Recorded data |
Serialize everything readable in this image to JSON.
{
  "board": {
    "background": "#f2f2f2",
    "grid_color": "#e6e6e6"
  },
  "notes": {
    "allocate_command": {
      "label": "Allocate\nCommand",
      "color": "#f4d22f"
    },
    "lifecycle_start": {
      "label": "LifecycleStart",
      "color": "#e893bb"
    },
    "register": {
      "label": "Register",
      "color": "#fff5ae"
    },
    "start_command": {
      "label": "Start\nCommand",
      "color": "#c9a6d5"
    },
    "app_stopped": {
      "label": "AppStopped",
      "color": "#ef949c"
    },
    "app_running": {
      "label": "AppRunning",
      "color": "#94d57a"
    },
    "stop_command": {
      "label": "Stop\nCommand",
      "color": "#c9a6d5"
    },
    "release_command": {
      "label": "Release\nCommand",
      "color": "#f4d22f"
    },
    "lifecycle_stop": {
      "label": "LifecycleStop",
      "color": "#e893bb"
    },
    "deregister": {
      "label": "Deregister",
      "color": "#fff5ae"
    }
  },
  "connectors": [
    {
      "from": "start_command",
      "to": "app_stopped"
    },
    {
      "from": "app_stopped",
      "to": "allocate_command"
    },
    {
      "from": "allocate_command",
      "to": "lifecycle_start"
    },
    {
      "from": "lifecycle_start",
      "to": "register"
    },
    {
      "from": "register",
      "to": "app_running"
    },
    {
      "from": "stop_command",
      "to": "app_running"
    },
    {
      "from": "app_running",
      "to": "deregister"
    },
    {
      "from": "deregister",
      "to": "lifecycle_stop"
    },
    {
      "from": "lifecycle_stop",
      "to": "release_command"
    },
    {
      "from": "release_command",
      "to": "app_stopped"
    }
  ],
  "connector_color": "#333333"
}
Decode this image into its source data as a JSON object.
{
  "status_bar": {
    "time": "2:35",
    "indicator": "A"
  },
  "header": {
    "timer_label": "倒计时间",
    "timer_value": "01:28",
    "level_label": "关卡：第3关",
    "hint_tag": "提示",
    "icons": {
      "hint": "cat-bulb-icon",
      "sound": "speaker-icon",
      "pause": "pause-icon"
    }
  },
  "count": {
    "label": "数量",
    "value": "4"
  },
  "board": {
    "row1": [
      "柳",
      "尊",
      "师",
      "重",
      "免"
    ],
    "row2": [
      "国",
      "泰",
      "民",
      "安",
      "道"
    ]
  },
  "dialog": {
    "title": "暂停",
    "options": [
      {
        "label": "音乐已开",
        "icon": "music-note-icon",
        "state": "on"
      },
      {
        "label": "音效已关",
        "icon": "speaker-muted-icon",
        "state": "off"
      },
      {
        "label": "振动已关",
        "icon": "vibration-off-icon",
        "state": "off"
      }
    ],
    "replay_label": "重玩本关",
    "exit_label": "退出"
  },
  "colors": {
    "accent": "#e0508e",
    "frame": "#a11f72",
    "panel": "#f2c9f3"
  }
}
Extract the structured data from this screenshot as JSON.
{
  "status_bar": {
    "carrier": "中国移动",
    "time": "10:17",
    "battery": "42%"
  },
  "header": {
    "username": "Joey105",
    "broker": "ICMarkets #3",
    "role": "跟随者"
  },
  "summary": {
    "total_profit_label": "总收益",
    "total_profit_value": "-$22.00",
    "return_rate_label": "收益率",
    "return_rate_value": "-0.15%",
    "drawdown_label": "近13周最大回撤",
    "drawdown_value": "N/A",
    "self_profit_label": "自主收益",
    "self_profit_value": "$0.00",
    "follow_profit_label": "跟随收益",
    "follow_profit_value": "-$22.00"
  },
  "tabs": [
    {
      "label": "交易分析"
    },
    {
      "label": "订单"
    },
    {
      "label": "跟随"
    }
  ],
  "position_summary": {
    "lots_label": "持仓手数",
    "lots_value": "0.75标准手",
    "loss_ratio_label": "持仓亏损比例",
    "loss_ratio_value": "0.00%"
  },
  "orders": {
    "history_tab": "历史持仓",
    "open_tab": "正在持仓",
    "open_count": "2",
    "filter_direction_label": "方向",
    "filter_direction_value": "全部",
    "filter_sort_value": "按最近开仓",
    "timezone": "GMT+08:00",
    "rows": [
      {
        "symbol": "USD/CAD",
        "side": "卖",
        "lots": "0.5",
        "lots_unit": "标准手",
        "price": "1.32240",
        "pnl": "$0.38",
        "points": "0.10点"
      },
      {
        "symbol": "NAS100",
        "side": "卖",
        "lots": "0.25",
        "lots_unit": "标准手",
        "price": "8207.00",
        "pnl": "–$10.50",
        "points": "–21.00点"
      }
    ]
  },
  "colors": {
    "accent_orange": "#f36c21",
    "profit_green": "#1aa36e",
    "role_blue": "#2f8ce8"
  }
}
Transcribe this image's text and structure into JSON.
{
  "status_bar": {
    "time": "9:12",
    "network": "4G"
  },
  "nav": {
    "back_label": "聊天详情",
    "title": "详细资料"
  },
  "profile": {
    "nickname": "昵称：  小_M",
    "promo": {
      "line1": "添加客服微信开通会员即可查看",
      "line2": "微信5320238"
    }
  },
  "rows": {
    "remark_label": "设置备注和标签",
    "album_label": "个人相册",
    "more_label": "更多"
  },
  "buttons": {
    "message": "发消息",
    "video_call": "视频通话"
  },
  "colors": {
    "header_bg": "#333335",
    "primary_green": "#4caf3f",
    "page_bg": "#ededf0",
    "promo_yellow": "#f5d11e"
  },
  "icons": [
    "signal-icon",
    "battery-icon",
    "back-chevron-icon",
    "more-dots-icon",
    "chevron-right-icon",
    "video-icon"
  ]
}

Task requirements |
Make an exact copy of every entry.

Answer for this exercise |
Serialize everything readable in this image to JSON.
{
  "board": {
    "background": "#f2f2f2",
    "grid_color": "#e6e6e6"
  },
  "notes": {
    "allocate_command": {
      "label": "Allocate\nCommand",
      "color": "#f4d22f"
    },
    "lifecycle_start": {
      "label": "LifecycleStart",
      "color": "#e893bb"
    },
    "register": {
      "label": "Register",
      "color": "#fff5ae"
    },
    "start_command": {
      "label": "Start\nCommand",
      "color": "#c9a6d5"
    },
    "app_stopped": {
      "label": "AppStopped",
      "color": "#ef949c"
    },
    "app_running": {
      "label": "AppRunning",
      "color": "#94d57a"
    },
    "stop_command": {
      "label": "Stop\nCommand",
      "color": "#c9a6d5"
    },
    "release_command": {
      "label": "Release\nCommand",
      "color": "#f4d22f"
    },
    "lifecycle_stop": {
      "label": "LifecycleStop",
      "color": "#e893bb"
    },
    "deregister": {
      "label": "Deregister",
      "color": "#fff5ae"
    }
  },
  "connectors": [
    {
      "from": "start_command",
      "to": "app_stopped"
    },
    {
      "from": "app_stopped",
      "to": "allocate_command"
    },
    {
      "from": "allocate_command",
      "to": "lifecycle_start"
    },
    {
      "from": "lifecycle_start",
      "to": "register"
    },
    {
      "from": "register",
      "to": "app_running"
    },
    {
      "from": "stop_command",
      "to": "app_running"
    },
    {
      "from": "app_running",
      "to": "deregister"
    },
    {
      "from": "deregister",
      "to": "lifecycle_stop"
    },
    {
      "from": "lifecycle_stop",
      "to": "release_command"
    },
    {
      "from": "release_command",
      "to": "app_stopped"
    }
  ],
  "connector_color": "#333333"
}
Decode this image into its source data as a JSON object.
{
  "status_bar": {
    "time": "2:35",
    "indicator": "A"
  },
  "header": {
    "timer_label": "倒计时间",
    "timer_value": "01:28",
    "level_label": "关卡：第3关",
    "hint_tag": "提示",
    "icons": {
      "hint": "cat-bulb-icon",
      "sound": "speaker-icon",
      "pause": "pause-icon"
    }
  },
  "count": {
    "label": "数量",
    "value": "4"
  },
  "board": {
    "row1": [
      "柳",
      "尊",
      "师",
      "重",
      "免"
    ],
    "row2": [
      "国",
      "泰",
      "民",
      "安",
      "道"
    ]
  },
  "dialog": {
    "title": "暂停",
    "options": [
      {
        "label": "音乐已开",
        "icon": "music-note-icon",
        "state": "on"
      },
      {
        "label": "音效已关",
        "icon": "speaker-muted-icon",
        "state": "off"
      },
      {
        "label": "振动已关",
        "icon": "vibration-off-icon",
        "state": "off"
      }
    ],
    "replay_label": "重玩本关",
    "exit_label": "退出"
  },
  "colors": {
    "accent": "#e0508e",
    "frame": "#a11f72",
    "panel": "#f2c9f3"
  }
}
Extract the structured data from this screenshot as JSON.
{
  "status_bar": {
    "carrier": "中国移动",
    "time": "10:17",
    "battery": "42%"
  },
  "header": {
    "username": "Joey105",
    "broker": "ICMarkets #3",
    "role": "跟随者"
  },
  "summary": {
    "total_profit_label": "总收益",
    "total_profit_value": "-$22.00",
    "return_rate_label": "收益率",
    "return_rate_value": "-0.15%",
    "drawdown_label": "近13周最大回撤",
    "drawdown_value": "N/A",
    "self_profit_label": "自主收益",
    "self_profit_value": "$0.00",
    "follow_profit_label": "跟随收益",
    "follow_profit_value": "-$22.00"
  },
  "tabs": [
    {
      "label": "交易分析"
    },
    {
      "label": "订单"
    },
    {
      "label": "跟随"
    }
  ],
  "position_summary": {
    "lots_label": "持仓手数",
    "lots_value": "0.75标准手",
    "loss_ratio_label": "持仓亏损比例",
    "loss_ratio_value": "0.00%"
  },
  "orders": {
    "history_tab": "历史持仓",
    "open_tab": "正在持仓",
    "open_count": "2",
    "filter_direction_label": "方向",
    "filter_direction_value": "全部",
    "filter_sort_value": "按最近开仓",
    "timezone": "GMT+08:00",
    "rows": [
      {
        "symbol": "USD/CAD",
        "side": "卖",
        "lots": "0.5",
        "lots_unit": "标准手",
        "price": "1.32240",
        "pnl": "$0.38",
        "points": "0.10点"
      },
      {
        "symbol": "NAS100",
        "side": "卖",
        "lots": "0.25",
        "lots_unit": "标准手",
        "price": "8207.00",
        "pnl": "–$10.50",
        "points": "–21.00点"
      }
    ]
  },
  "colors": {
    "accent_orange": "#f36c21",
    "profit_green": "#1aa36e",
    "role_blue": "#2f8ce8"
  }
}
Transcribe this image's text and structure into JSON.
{
  "status_bar": {
    "time": "9:12",
    "network": "4G"
  },
  "nav": {
    "back_label": "聊天详情",
    "title": "详细资料"
  },
  "profile": {
    "nickname": "昵称：  小_M",
    "promo": {
      "line1": "添加客服微信开通会员即可查看",
      "line2": "微信5320238"
    }
  },
  "rows": {
    "remark_label": "设置备注和标签",
    "album_label": "个人相册",
    "more_label": "更多"
  },
  "buttons": {
    "message": "发消息",
    "video_call": "视频通话"
  },
  "colors": {
    "header_bg": "#333335",
    "primary_green": "#4caf3f",
    "page_bg": "#ededf0",
    "promo_yellow": "#f5d11e"
  },
  "icons": [
    "signal-icon",
    "battery-icon",
    "back-chevron-icon",
    "more-dots-icon",
    "chevron-right-icon",
    "video-icon"
  ]
}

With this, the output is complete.